Given entries:
★ ★ ★ ★

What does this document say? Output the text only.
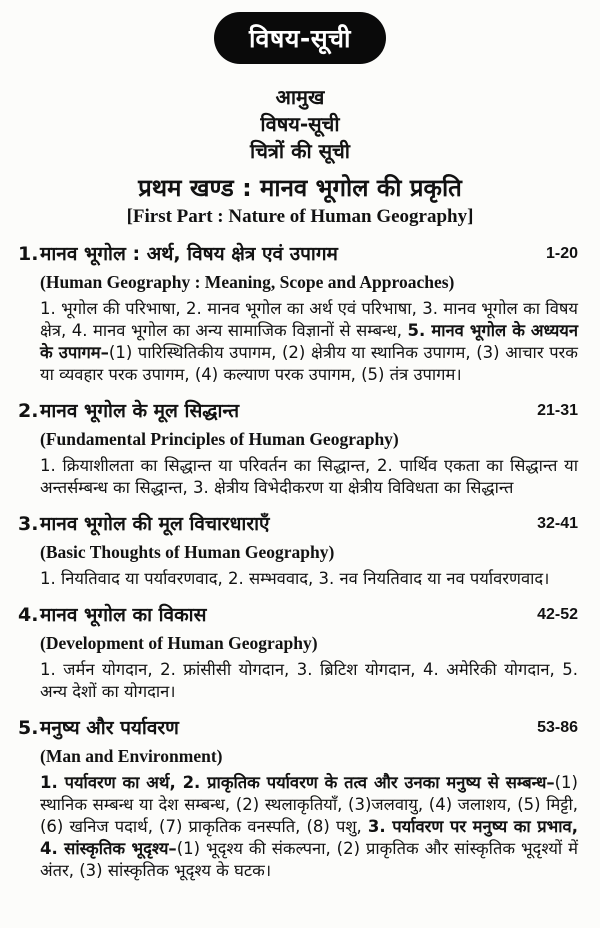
विषय-सूची
आमुख
विषय-सूची
चित्रों की सूची
प्रथम खण्ड : मानव भूगोल की प्रकृति
[First Part : Nature of Human Geography]
1. मानव भूगोल : अर्थ, विषय क्षेत्र एवं उपागम	1-20
(Human Geography : Meaning, Scope and Approaches)
1. भूगोल की परिभाषा, 2. मानव भूगोल का अर्थ एवं परिभाषा, 3. मानव भूगोल का विषय क्षेत्र, 4. मानव भूगोल का अन्य सामाजिक विज्ञानों से सम्बन्ध, 5. मानव भूगोल के अध्ययन के उपागम–(1) पारिस्थितिकीय उपागम, (2) क्षेत्रीय या स्थानिक उपागम, (3) आचार परक या व्यवहार परक उपागम, (4) कल्याण परक उपागम, (5) तंत्र उपागम।
2. मानव भूगोल के मूल सिद्धान्त	21-31
(Fundamental Principles of Human Geography)
1. क्रियाशीलता का सिद्धान्त या परिवर्तन का सिद्धान्त, 2. पार्थिव एकता का सिद्धान्त या अन्तर्सम्बन्ध का सिद्धान्त, 3. क्षेत्रीय विभेदीकरण या क्षेत्रीय विविधता का सिद्धान्त
3. मानव भूगोल की मूल विचारधाराएँ	32-41
(Basic Thoughts of Human Geography)
1. नियतिवाद या पर्यावरणवाद, 2. सम्भववाद, 3. नव नियतिवाद या नव पर्यावरणवाद।
4. मानव भूगोल का विकास	42-52
(Development of Human Geography)
1. जर्मन योगदान, 2. फ्रांसीसी योगदान, 3. ब्रिटिश योगदान, 4. अमेरिकी योगदान, 5. अन्य देशों का योगदान।
5. मनुष्य और पर्यावरण	53-86
(Man and Environment)
1. पर्यावरण का अर्थ, 2. प्राकृतिक पर्यावरण के तत्व और उनका मनुष्य से सम्बन्ध–(1) स्थानिक सम्बन्ध या देश सम्बन्ध, (2) स्थलाकृतियाँ, (3)जलवायु, (4) जलाशय, (5) मिट्टी, (6) खनिज पदार्थ, (7) प्राकृतिक वनस्पति, (8) पशु, 3. पर्यावरण पर मनुष्य का प्रभाव, 4. सांस्कृतिक भूदृश्य–(1) भूदृश्य की संकल्पना, (2) प्राकृतिक और सांस्कृतिक भूदृश्यों में अंतर, (3) सांस्कृतिक भूदृश्य के घटक।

★ ★ ★ ★

Objective: Output all of the records exactly as they appear above, but not the pictures.

Exercise answer:
What does this document say? Output the text only.
विषय-सूची
आमुख
विषय-सूची
चित्रों की सूची
प्रथम खण्ड : मानव भूगोल की प्रकृति
[First Part : Nature of Human Geography]
1. मानव भूगोल : अर्थ, विषय क्षेत्र एवं उपागम	1-20
(Human Geography : Meaning, Scope and Approaches)
1. भूगोल की परिभाषा, 2. मानव भूगोल का अर्थ एवं परिभाषा, 3. मानव भूगोल का विषय क्षेत्र, 4. मानव भूगोल का अन्य सामाजिक विज्ञानों से सम्बन्ध, 5. मानव भूगोल के अध्ययन के उपागम–(1) पारिस्थितिकीय उपागम, (2) क्षेत्रीय या स्थानिक उपागम, (3) आचार परक या व्यवहार परक उपागम, (4) कल्याण परक उपागम, (5) तंत्र उपागम।
2. मानव भूगोल के मूल सिद्धान्त	21-31
(Fundamental Principles of Human Geography)
1. क्रियाशीलता का सिद्धान्त या परिवर्तन का सिद्धान्त, 2. पार्थिव एकता का सिद्धान्त या अन्तर्सम्बन्ध का सिद्धान्त, 3. क्षेत्रीय विभेदीकरण या क्षेत्रीय विविधता का सिद्धान्त
3. मानव भूगोल की मूल विचारधाराएँ	32-41
(Basic Thoughts of Human Geography)
1. नियतिवाद या पर्यावरणवाद, 2. सम्भववाद, 3. नव नियतिवाद या नव पर्यावरणवाद।
4. मानव भूगोल का विकास	42-52
(Development of Human Geography)
1. जर्मन योगदान, 2. फ्रांसीसी योगदान, 3. ब्रिटिश योगदान, 4. अमेरिकी योगदान, 5. अन्य देशों का योगदान।
5. मनुष्य और पर्यावरण	53-86
(Man and Environment)
1. पर्यावरण का अर्थ, 2. प्राकृतिक पर्यावरण के तत्व और उनका मनुष्य से सम्बन्ध–(1) स्थानिक सम्बन्ध या देश सम्बन्ध, (2) स्थलाकृतियाँ, (3)जलवायु, (4) जलाशय, (5) मिट्टी, (6) खनिज पदार्थ, (7) प्राकृतिक वनस्पति, (8) पशु, 3. पर्यावरण पर मनुष्य का प्रभाव, 4. सांस्कृतिक भूदृश्य–(1) भूदृश्य की संकल्पना, (2) प्राकृतिक और सांस्कृतिक भूदृश्यों में अंतर, (3) सांस्कृतिक भूदृश्य के घटक।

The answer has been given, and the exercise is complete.